[START]

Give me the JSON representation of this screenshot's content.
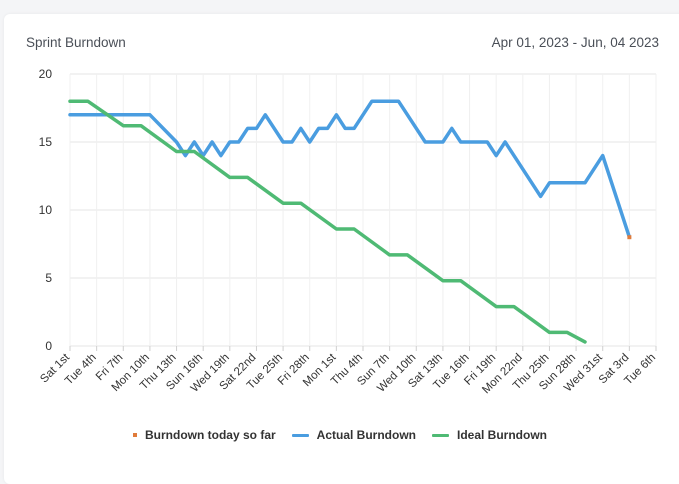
{
  "header": {
    "title": "Sprint Burndown",
    "date_range": "Apr 01, 2023 - Jun, 04 2023"
  },
  "colors": {
    "actual": "#4a9de0",
    "ideal": "#4fba74",
    "today": "#e07b3a",
    "grid": "#e6e6e6"
  },
  "chart_data": {
    "type": "line",
    "title": "Sprint Burndown",
    "xlabel": "",
    "ylabel": "",
    "ylim": [
      0,
      20
    ],
    "yticks": [
      0,
      5,
      10,
      15,
      20
    ],
    "grid": true,
    "legend_position": "bottom",
    "x_tick_labels": [
      "Sat 1st",
      "Tue 4th",
      "Fri 7th",
      "Mon 10th",
      "Thu 13th",
      "Sun 16th",
      "Wed 19th",
      "Sat 22nd",
      "Tue 25th",
      "Fri 28th",
      "Mon 1st",
      "Thu 4th",
      "Sun 7th",
      "Wed 10th",
      "Sat 13th",
      "Tue 16th",
      "Fri 19th",
      "Mon 22nd",
      "Thu 25th",
      "Sun 28th",
      "Wed 31st",
      "Sat 3rd",
      "Tue 6th"
    ],
    "x_range": [
      0,
      66
    ],
    "series": [
      {
        "name": "Burndown today so far",
        "color": "#e07b3a",
        "points": [
          [
            63,
            8
          ]
        ]
      },
      {
        "name": "Actual Burndown",
        "color": "#4a9de0",
        "points": [
          [
            0,
            17
          ],
          [
            9,
            17
          ],
          [
            12,
            15
          ],
          [
            13,
            14
          ],
          [
            14,
            15
          ],
          [
            15,
            14
          ],
          [
            16,
            15
          ],
          [
            17,
            14
          ],
          [
            18,
            15
          ],
          [
            19,
            15
          ],
          [
            20,
            16
          ],
          [
            21,
            16
          ],
          [
            22,
            17
          ],
          [
            24,
            15
          ],
          [
            25,
            15
          ],
          [
            26,
            16
          ],
          [
            27,
            15
          ],
          [
            28,
            16
          ],
          [
            29,
            16
          ],
          [
            30,
            17
          ],
          [
            31,
            16
          ],
          [
            32,
            16
          ],
          [
            34,
            18
          ],
          [
            37,
            18
          ],
          [
            40,
            15
          ],
          [
            42,
            15
          ],
          [
            43,
            16
          ],
          [
            44,
            15
          ],
          [
            47,
            15
          ],
          [
            48,
            14
          ],
          [
            49,
            15
          ],
          [
            53,
            11
          ],
          [
            54,
            12
          ],
          [
            58,
            12
          ],
          [
            60,
            14
          ],
          [
            63,
            8
          ]
        ]
      },
      {
        "name": "Ideal Burndown",
        "color": "#4fba74",
        "points": [
          [
            0,
            18
          ],
          [
            2,
            18
          ],
          [
            6,
            16.2
          ],
          [
            8,
            16.2
          ],
          [
            12,
            14.3
          ],
          [
            14,
            14.3
          ],
          [
            18,
            12.4
          ],
          [
            20,
            12.4
          ],
          [
            24,
            10.5
          ],
          [
            26,
            10.5
          ],
          [
            30,
            8.6
          ],
          [
            32,
            8.6
          ],
          [
            36,
            6.7
          ],
          [
            38,
            6.7
          ],
          [
            42,
            4.8
          ],
          [
            44,
            4.8
          ],
          [
            48,
            2.9
          ],
          [
            50,
            2.9
          ],
          [
            54,
            1
          ],
          [
            56,
            1
          ],
          [
            58,
            0.3
          ]
        ]
      }
    ]
  },
  "legend": {
    "items": [
      {
        "label": "Burndown today so far",
        "color": "#e07b3a",
        "shape": "square"
      },
      {
        "label": "Actual Burndown",
        "color": "#4a9de0",
        "shape": "line"
      },
      {
        "label": "Ideal Burndown",
        "color": "#4fba74",
        "shape": "line"
      }
    ]
  }
}
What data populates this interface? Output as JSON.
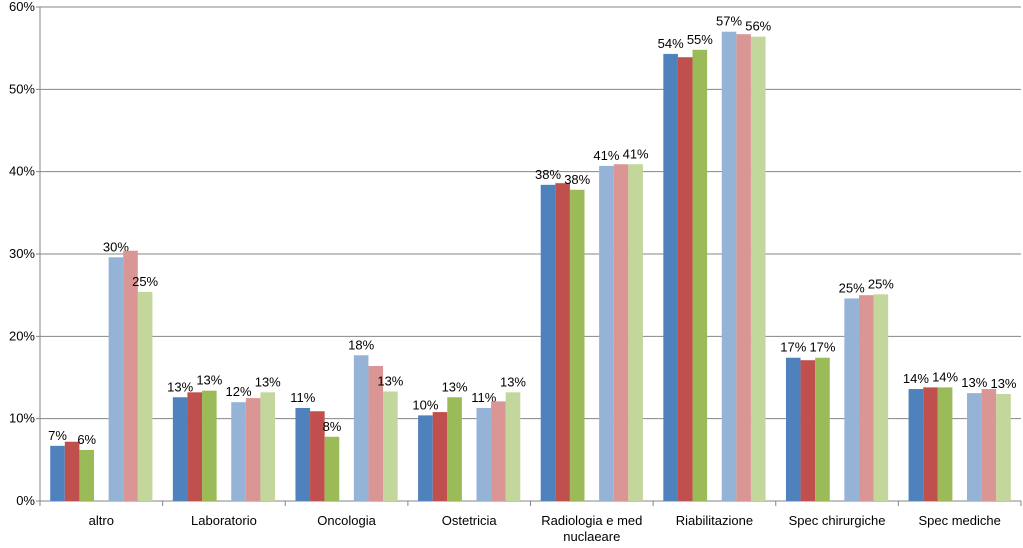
{
  "chart_data": {
    "type": "bar",
    "categories": [
      "altro",
      "Laboratorio",
      "Oncologia",
      "Ostetricia",
      "Radiologia e med nuclaeare",
      "Riabilitazione",
      "Spec chirurgiche",
      "Spec mediche"
    ],
    "series": [
      {
        "color": "#4f81bd",
        "values": [
          6.7,
          12.6,
          11.3,
          10.4,
          38.4,
          54.3,
          17.4,
          13.6
        ],
        "value_labels": [
          "7%",
          "13%",
          "11%",
          "10%",
          "38%",
          "54%",
          "17%",
          "14%"
        ]
      },
      {
        "color": "#c0504d",
        "values": [
          7.2,
          13.2,
          10.9,
          10.8,
          38.6,
          53.9,
          17.1,
          13.8
        ]
      },
      {
        "color": "#9bbb59",
        "values": [
          6.2,
          13.4,
          7.8,
          12.6,
          37.8,
          54.8,
          17.4,
          13.8
        ],
        "value_labels": [
          "6%",
          "13%",
          "8%",
          "13%",
          "38%",
          "55%",
          "17%",
          "14%"
        ]
      },
      {
        "color": "#95b3d7",
        "values": [
          29.6,
          12.0,
          17.7,
          11.3,
          40.7,
          57.0,
          24.6,
          13.1
        ],
        "value_labels": [
          "30%",
          "12%",
          "18%",
          "11%",
          "41%",
          "57%",
          "25%",
          "13%"
        ]
      },
      {
        "color": "#d99694",
        "values": [
          30.4,
          12.5,
          16.4,
          12.1,
          40.9,
          56.7,
          25.0,
          13.6
        ]
      },
      {
        "color": "#c3d69b",
        "values": [
          25.4,
          13.2,
          13.3,
          13.2,
          40.9,
          56.4,
          25.1,
          13.0
        ],
        "value_labels": [
          "25%",
          "13%",
          "13%",
          "13%",
          "41%",
          "56%",
          "25%",
          "13%"
        ]
      }
    ],
    "ylim": [
      0,
      60
    ],
    "yticks": [
      {
        "value": 0,
        "label": "0%"
      },
      {
        "value": 10,
        "label": "10%"
      },
      {
        "value": 20,
        "label": "20%"
      },
      {
        "value": 30,
        "label": "30%"
      },
      {
        "value": 40,
        "label": "40%"
      },
      {
        "value": 50,
        "label": "50%"
      },
      {
        "value": 60,
        "label": "60%"
      }
    ],
    "grid": true
  }
}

[END]

What you will do
Identify the lines in the entries above that contain "today", then copy them out.

Solution
    "today": "#e07b3a",
        "name": "Burndown today so far",
        "label": "Burndown today so far",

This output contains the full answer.